O que fazer » Substitua "Cabul" por "Kandahar" no trecho do texto sobre a ocupação do Afeganistão que começa nas palavras "A estratégia dos" e termina depois de "o coordenador humanitário.". Apresente o trecho completo já com essa alteração.

Secção de texto »
————————

O coordenador da ONG Intersos não vê “qualquer impacto positivo” na ocupação de 20 anos do país asiático. Critica os gastos de biliões de dólares em armas e equipamento militar e a falta de investimento em hospitais e em escolas.

Entrevista
30 Agosto 2021

Esteve três meses a coordenar equipas da ONG Intersos em Kandahar, a segunda maior cidade do Afeganistão, e acompanhou de perto o avanço dos talibã. Bruno Neto não poupa nas críticas a 20 anos de ocupação denunciando que “a nossa visão é muito deturpada por discursos cheios de nada”, por termos caído “na conversa de um etnocentrismo baseado numa pseudo superioridade ocidental”.

O trabalhador humanitário, de 40 anos e que se dedica a garantir cuidados de saúde aos afegãos, é perentório ao dizer que “não é à bomba que se leva direitos humanos ou democracia”. “Não vi qualquer impacto positivo [na ocupação], porque depois de tantos biliões gastos continuo a não ver hospitais, escolas, investimento no país”, disse em entrevista ao Setenta e Quatro.

A estratégia dos EUA foi mais de conflito do que de reconstrução e cooperação, o que deu “espaço para que houvesse este reforço dos talibã, de crescimento e de amadurecimento, por não ter havido uma cooperação real”. Os EUA, continua Bruno Neto, causaram a morte a 75 mil civis e não estão a ser responsabilizados por isso.

Os fundamentalistas islâmicos tomaram o poder e milhares de afegãos querem sair do país por correrem perigo de vida. Milhares de afegãos foram retirados via ponte aérea no aeroporto de Cabul pelas tropas dos EUA e seus aliados, mas milhares ficarão para trás. E a Europa fecha-lhes a porta.

“Quando vemos o Estado português a dispor-se a receber 50 refugiados [o governo disse entretanto ter resposta para acolher 300] e o Uganda a receber dois mil numa primeira fase, pergunto-me onde estão os valores da Europa”, desabafou o coordenador humanitário.

Estiveste vários meses no Afeganistão em missão humanitária. Como foi a tua experiência no terreno?

Foi incrivelmente intensa, porque quando tu vais para um país novo, mesmo que em situação de emergência, há sempre um tempo de adaptação. Uma das coisas mais complicadas foi o clima. Quando estás a viver num país como Portugal, que tem humidade… em Kandahar era humidade zero. O corpo precisa de tempo para se habituar. Normalmente, além do corpo, também nós precisamos de nos adaptar.

————————

Segmento de dados »
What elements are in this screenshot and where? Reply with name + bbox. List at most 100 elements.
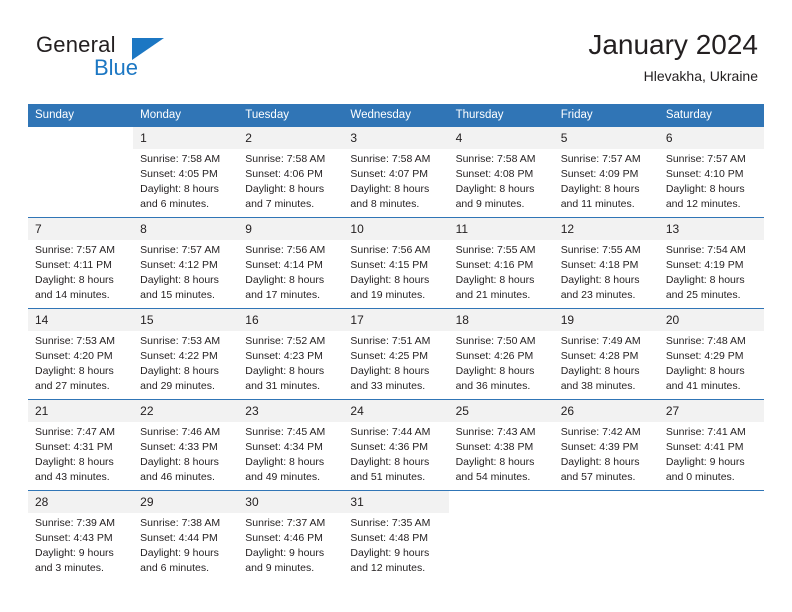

————————

Resolução do problema »
A estratégia dos EUA foi mais de conflito do que de reconstrução e cooperação, o que deu “espaço para que houvesse este reforço dos talibã, de crescimento e de amadurecimento, por não ter havido uma cooperação real”. Os EUA, continua Bruno Neto, causaram a morte a 75 mil civis e não estão a ser responsabilizados por isso.

Os fundamentalistas islâmicos tomaram o poder e milhares de afegãos querem sair do país por correrem perigo de vida. Milhares de afegãos foram retirados via ponte aérea no aeroporto de Kandahar pelas tropas dos EUA e seus aliados, mas milhares ficarão para trás. E a Europa fecha-lhes a porta.

“Quando vemos o Estado português a dispor-se a receber 50 refugiados [o governo disse entretanto ter resposta para acolher 300] e o Uganda a receber dois mil numa primeira fase, pergunto-me onde estão os valores da Europa”, desabafou o coordenador humanitário.